* **Page excerpt**:
Throughout the nation, residents were much quicker to embrace vaccines than staff members were. Private and government mandates have since reduced the gap between resident and employee vaccination rates.

Chiquita Brooks-LaSure, administrator of the Centers for Medicare & Medicaid Services, said the Biden administration has emphasized to long-term care facilities the importance of vaccination, including boosters, for all residents and staff. She said her agency plans to begin publicly reporting booster rates “in the next few weeks.”

Pennsylvania said it is waiting for CMS to report data. A New Jersey Health Department spokesperson said it would report booster information soon.

AARP’s Reinhard is frustrated by the lack of information. Because they were vaccinated so early, nursing home residents are obviously at risk, she said. “It seems to me it’s a no-brainer,” she said. “I have been saying this for months.” She urged family members to lobby for quick vaccination of their loved ones.

During a conference call last week, LeadingAge, an organization that represents nonprofit senior living providers, asked listeners about boosters. Of the 150 that responded, 91% said they had held booster clinics. Ninety-three percent said more than half of residents had accepted boosters.

Pattie Tucker, a spokesperson for the Health Care Association of New Jersey, said her executive director was told Thanksgiving week that 65% of residents and 29% of staff had received boosters.

Steinberg said that nursing home booster rates appear to be “hugely variable.” Some facilities in Los Angeles County have given boosters to 97% of residents, he said, while some in San Diego County, where he works, have done “much, much less.”

Daniel Haimowitz, a geriatrician who is medical director at nursing homes in Souderton and Langhorne, said booster uptake has been good, but some people are not thrilled to get a third jab. “To some degree, people don’t feel the same urgency that they used to feel,” he said.

Several government and senior care officials said they had heard of no barriers to providing boosters to nursing home residents and staff. Unlike earlier in the year, there’s plenty of supply and pharmacies have experience with the shots. However, a third of those polled by LeadingAge said they had faced “some challenges” in getting the shots.

Lynne Katzmann, founder and CEO of Juniper Communities, said she had heard of cases where clinics in nursing homes were canceled multiple times because pharmacy partners didn’t have enough staff to give the shots. “This is a labor issue,” she said. Juniper, which operates 30 communities in Pennsylvania, New Jersey, Texas, and Colorado, is now encouraging staff and residents who can travel to get their shots at neighborhood drugstores.

* **Data supplied**:

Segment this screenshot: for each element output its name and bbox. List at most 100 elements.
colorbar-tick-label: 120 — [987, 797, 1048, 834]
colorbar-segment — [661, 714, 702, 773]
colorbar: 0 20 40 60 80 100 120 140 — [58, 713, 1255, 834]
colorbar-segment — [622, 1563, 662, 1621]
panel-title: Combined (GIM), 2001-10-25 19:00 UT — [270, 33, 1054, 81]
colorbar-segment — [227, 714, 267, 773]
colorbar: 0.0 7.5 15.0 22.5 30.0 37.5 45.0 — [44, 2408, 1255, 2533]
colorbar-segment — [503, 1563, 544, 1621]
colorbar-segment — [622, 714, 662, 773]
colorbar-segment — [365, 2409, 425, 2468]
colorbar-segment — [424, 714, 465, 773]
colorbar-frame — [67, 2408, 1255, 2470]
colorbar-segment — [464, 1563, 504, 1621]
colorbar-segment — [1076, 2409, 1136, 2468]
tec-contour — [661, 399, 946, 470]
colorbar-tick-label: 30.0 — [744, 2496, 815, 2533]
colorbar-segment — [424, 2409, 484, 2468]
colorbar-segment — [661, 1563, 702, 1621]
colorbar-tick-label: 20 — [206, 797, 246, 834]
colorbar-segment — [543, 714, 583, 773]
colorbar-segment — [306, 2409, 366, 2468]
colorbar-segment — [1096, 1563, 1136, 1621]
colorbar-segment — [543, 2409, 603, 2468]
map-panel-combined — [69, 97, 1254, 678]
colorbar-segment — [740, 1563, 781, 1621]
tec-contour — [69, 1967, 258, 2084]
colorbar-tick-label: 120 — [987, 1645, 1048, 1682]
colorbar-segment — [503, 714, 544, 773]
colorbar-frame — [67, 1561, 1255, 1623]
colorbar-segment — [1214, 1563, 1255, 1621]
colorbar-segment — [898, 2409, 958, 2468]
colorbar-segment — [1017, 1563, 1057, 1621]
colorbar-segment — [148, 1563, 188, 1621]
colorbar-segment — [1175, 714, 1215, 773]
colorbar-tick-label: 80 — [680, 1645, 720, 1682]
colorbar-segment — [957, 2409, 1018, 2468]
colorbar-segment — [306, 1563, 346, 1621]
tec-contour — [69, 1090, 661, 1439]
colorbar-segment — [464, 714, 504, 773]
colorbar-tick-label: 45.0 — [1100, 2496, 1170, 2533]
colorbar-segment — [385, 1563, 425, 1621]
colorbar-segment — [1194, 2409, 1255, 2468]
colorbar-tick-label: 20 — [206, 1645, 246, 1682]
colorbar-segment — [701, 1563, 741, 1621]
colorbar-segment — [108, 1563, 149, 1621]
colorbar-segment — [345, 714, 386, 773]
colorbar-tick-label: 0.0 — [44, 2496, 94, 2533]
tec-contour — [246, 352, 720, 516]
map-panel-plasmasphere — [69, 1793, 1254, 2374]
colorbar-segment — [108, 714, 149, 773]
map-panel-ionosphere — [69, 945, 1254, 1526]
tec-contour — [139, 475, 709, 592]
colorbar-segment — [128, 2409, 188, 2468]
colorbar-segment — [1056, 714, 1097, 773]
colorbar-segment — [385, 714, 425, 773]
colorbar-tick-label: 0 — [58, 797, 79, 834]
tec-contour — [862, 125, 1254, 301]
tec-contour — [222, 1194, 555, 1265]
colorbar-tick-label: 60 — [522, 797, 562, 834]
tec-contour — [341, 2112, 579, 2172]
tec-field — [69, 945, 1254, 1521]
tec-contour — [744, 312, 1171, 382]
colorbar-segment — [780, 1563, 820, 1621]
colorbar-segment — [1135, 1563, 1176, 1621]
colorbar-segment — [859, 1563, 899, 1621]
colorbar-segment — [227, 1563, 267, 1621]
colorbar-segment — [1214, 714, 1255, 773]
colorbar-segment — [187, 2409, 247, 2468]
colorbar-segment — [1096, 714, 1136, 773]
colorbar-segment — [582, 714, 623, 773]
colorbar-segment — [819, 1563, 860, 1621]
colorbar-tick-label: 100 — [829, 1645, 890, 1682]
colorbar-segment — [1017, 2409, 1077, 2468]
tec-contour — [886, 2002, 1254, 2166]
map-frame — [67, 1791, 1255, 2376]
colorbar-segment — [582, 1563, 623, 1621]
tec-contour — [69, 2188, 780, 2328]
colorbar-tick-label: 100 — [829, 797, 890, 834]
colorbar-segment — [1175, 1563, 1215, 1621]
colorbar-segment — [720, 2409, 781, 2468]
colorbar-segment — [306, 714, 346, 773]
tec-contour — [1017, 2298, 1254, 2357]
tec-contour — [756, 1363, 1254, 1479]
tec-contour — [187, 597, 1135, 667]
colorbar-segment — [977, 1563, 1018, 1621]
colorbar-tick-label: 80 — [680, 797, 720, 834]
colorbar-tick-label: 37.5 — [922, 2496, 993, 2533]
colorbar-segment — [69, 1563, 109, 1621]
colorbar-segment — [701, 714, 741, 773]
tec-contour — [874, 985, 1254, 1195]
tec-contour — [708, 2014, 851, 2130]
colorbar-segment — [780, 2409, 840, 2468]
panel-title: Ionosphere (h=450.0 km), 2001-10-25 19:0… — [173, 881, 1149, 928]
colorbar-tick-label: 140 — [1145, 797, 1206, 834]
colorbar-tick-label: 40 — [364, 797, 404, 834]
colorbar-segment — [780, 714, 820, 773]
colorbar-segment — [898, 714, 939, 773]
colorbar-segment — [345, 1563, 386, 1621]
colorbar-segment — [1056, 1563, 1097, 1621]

* **Exercise**:
Resume the article on COVID-19 booster rates in nursing homes, starting immediately after its final sentence.

* **Task answer**:
During a call with LeadingAge members on Dec. 1, Sonya Bernstein, senior adviser to the White House, said the CDC will now pair providers that are having trouble scheduling vaccine clinics with available pharmacies.

The good news is that medical directors and nursing home officials said vaccinated residents who have become infected have generally had mild symptoms. Several said they now offer monoclonal antibodies to residents who test positive. Some have also given the new drugs to uninfected residents who may have been exposed.

Kelli Mills, vice president of operations at Messiah Lifeways, a retirement community with about 800 residents in Mechanicsburg, said most infected residents who received monoclonal antibodies “rebounded well within 24 hours.” Two residents there — one in the nursing home and one in personal care — died during a small outbreak earlier this fall. The family of one of those patients decided against using monoclonal antibodies. There have been no new cases since 96% of residents got their boosters.

Haimowitz said he knows people are tired of hearing the same old refrain: Wash your hands. Keep your distance. Wear a mask. Get vaccinated. But those measures are especially important now, he said, as we enter the winter with a new variant in the wings. “We need not to let our guard down,” he said.

Mills knows that’s true. Messiah’s staff is ready with plenty of personal protective gear and months of pandemic experience. It’s the emotional component she’s worried about. “What in the world will we do if we have to go backwards?” she asked.